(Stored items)
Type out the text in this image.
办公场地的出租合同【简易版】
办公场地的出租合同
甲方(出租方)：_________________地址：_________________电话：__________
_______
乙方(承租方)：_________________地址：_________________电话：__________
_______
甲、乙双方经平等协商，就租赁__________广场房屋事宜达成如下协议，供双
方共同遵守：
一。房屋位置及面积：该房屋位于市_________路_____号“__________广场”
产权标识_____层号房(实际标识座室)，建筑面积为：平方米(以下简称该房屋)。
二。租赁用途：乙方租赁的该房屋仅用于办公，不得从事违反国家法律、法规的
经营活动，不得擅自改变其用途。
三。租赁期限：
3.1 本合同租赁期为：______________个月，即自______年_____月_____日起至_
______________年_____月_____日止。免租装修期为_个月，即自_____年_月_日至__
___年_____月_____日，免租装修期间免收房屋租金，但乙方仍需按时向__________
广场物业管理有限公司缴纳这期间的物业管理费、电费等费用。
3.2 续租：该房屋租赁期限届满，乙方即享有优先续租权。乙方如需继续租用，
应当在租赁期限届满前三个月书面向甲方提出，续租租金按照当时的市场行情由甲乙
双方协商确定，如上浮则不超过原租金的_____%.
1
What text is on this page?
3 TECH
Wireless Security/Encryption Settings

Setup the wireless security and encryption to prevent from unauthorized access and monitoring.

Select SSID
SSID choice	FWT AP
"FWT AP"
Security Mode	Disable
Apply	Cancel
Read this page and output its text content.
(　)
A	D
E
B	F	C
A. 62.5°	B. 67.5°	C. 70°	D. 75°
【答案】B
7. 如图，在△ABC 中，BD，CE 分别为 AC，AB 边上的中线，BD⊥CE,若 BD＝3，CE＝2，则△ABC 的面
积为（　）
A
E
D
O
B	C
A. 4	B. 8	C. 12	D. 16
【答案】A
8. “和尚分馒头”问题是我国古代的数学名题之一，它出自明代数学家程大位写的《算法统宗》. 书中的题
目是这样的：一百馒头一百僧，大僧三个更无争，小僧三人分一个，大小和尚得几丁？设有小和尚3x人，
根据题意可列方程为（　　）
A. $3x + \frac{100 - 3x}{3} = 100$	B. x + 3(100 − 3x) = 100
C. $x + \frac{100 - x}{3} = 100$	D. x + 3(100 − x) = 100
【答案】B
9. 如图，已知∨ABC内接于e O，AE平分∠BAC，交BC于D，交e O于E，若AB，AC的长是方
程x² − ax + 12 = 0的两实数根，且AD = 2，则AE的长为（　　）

==

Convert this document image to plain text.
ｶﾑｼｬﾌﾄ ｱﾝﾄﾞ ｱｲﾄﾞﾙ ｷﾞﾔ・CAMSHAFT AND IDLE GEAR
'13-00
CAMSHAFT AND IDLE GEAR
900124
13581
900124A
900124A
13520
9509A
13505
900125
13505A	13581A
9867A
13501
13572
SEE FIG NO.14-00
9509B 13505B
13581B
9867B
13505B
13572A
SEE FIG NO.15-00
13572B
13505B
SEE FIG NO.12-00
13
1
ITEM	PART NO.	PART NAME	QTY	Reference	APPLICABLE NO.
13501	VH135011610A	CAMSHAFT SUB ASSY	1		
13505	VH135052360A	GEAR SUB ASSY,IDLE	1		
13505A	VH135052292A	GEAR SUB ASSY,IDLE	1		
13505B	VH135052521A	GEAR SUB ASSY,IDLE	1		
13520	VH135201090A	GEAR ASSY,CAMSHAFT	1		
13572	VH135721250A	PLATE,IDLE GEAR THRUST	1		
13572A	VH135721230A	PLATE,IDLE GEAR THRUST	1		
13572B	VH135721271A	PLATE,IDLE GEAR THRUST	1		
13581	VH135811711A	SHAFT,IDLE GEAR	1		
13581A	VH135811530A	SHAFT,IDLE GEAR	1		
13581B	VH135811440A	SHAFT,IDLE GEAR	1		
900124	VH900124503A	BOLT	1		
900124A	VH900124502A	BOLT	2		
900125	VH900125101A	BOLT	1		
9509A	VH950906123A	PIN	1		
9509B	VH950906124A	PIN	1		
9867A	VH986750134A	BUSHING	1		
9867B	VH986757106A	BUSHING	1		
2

* _Stated task_: Search the entries for the word "IDLE", then gather every line that has it.

* _Response for this exercise_:
ｶﾑｼｬﾌﾄ ｱﾝﾄﾞ ｱｲﾄﾞﾙ ｷﾞﾔ・CAMSHAFT AND IDLE GEAR
CAMSHAFT AND IDLE GEAR
13505	VH135052360A	GEAR SUB ASSY,IDLE	1		
13505A	VH135052292A	GEAR SUB ASSY,IDLE	1		
13505B	VH135052521A	GEAR SUB ASSY,IDLE	1		
13572	VH135721250A	PLATE,IDLE GEAR THRUST	1		
13572A	VH135721230A	PLATE,IDLE GEAR THRUST	1		
13572B	VH135721271A	PLATE,IDLE GEAR THRUST	1		
13581	VH135811711A	SHAFT,IDLE GEAR	1		
13581A	VH135811530A	SHAFT,IDLE GEAR	1		
13581B	VH135811440A	SHAFT,IDLE GEAR	1		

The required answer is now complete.